- **Your instructions**
Type out the material below exactly.

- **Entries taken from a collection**
++++++++++

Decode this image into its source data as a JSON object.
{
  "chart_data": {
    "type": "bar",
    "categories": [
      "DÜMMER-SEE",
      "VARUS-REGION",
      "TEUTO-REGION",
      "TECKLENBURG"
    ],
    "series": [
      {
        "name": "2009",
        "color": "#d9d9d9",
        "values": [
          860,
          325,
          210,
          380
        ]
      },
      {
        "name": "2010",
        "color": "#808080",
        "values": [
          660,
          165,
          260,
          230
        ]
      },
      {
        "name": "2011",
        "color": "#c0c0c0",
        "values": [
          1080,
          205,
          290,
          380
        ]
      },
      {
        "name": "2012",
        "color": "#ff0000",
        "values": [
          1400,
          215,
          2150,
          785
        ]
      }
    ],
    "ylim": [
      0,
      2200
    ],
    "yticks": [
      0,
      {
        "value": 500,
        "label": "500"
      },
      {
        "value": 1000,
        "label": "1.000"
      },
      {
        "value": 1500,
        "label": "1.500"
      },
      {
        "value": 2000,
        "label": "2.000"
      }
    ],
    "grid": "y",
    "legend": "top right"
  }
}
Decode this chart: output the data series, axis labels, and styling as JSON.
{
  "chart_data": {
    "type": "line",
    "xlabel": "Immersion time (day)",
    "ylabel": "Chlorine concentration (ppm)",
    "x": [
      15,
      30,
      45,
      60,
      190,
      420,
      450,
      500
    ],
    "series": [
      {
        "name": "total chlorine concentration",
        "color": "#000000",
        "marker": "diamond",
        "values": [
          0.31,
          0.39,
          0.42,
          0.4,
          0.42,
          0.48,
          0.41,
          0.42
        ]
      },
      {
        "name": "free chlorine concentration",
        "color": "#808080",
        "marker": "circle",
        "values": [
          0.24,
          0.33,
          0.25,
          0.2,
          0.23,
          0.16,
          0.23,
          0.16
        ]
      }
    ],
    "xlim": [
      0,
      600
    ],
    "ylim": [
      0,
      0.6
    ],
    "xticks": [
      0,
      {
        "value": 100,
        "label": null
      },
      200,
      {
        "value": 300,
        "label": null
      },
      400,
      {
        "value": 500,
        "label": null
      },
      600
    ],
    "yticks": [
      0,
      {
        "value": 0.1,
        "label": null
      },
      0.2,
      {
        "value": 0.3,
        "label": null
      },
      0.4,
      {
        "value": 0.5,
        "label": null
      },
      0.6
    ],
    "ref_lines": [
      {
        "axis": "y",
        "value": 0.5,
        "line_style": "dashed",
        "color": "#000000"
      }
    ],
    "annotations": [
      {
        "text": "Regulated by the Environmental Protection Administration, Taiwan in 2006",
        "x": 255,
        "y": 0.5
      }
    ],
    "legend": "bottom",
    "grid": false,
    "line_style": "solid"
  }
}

++++++++++

- **Answer to this exercise**
Decode this image into its source data as a JSON object.
{
  "chart_data": {
    "type": "bar",
    "categories": [
      "DÜMMER-SEE",
      "VARUS-REGION",
      "TEUTO-REGION",
      "TECKLENBURG"
    ],
    "series": [
      {
        "name": "2009",
        "color": "#d9d9d9",
        "values": [
          860,
          325,
          210,
          380
        ]
      },
      {
        "name": "2010",
        "color": "#808080",
        "values": [
          660,
          165,
          260,
          230
        ]
      },
      {
        "name": "2011",
        "color": "#c0c0c0",
        "values": [
          1080,
          205,
          290,
          380
        ]
      },
      {
        "name": "2012",
        "color": "#ff0000",
        "values": [
          1400,
          215,
          2150,
          785
        ]
      }
    ],
    "ylim": [
      0,
      2200
    ],
    "yticks": [
      0,
      {
        "value": 500,
        "label": "500"
      },
      {
        "value": 1000,
        "label": "1.000"
      },
      {
        "value": 1500,
        "label": "1.500"
      },
      {
        "value": 2000,
        "label": "2.000"
      }
    ],
    "grid": "y",
    "legend": "top right"
  }
}
Decode this chart: output the data series, axis labels, and styling as JSON.
{
  "chart_data": {
    "type": "line",
    "xlabel": "Immersion time (day)",
    "ylabel": "Chlorine concentration (ppm)",
    "x": [
      15,
      30,
      45,
      60,
      190,
      420,
      450,
      500
    ],
    "series": [
      {
        "name": "total chlorine concentration",
        "color": "#000000",
        "marker": "diamond",
        "values": [
          0.31,
          0.39,
          0.42,
          0.4,
          0.42,
          0.48,
          0.41,
          0.42
        ]
      },
      {
        "name": "free chlorine concentration",
        "color": "#808080",
        "marker": "circle",
        "values": [
          0.24,
          0.33,
          0.25,
          0.2,
          0.23,
          0.16,
          0.23,
          0.16
        ]
      }
    ],
    "xlim": [
      0,
      600
    ],
    "ylim": [
      0,
      0.6
    ],
    "xticks": [
      0,
      {
        "value": 100,
        "label": null
      },
      200,
      {
        "value": 300,
        "label": null
      },
      400,
      {
        "value": 500,
        "label": null
      },
      600
    ],
    "yticks": [
      0,
      {
        "value": 0.1,
        "label": null
      },
      0.2,
      {
        "value": 0.3,
        "label": null
      },
      0.4,
      {
        "value": 0.5,
        "label": null
      },
      0.6
    ],
    "ref_lines": [
      {
        "axis": "y",
        "value": 0.5,
        "line_style": "dashed",
        "color": "#000000"
      }
    ],
    "annotations": [
      {
        "text": "Regulated by the Environmental Protection Administration, Taiwan in 2006",
        "x": 255,
        "y": 0.5
      }
    ],
    "legend": "bottom",
    "grid": false,
    "line_style": "solid"
  }
}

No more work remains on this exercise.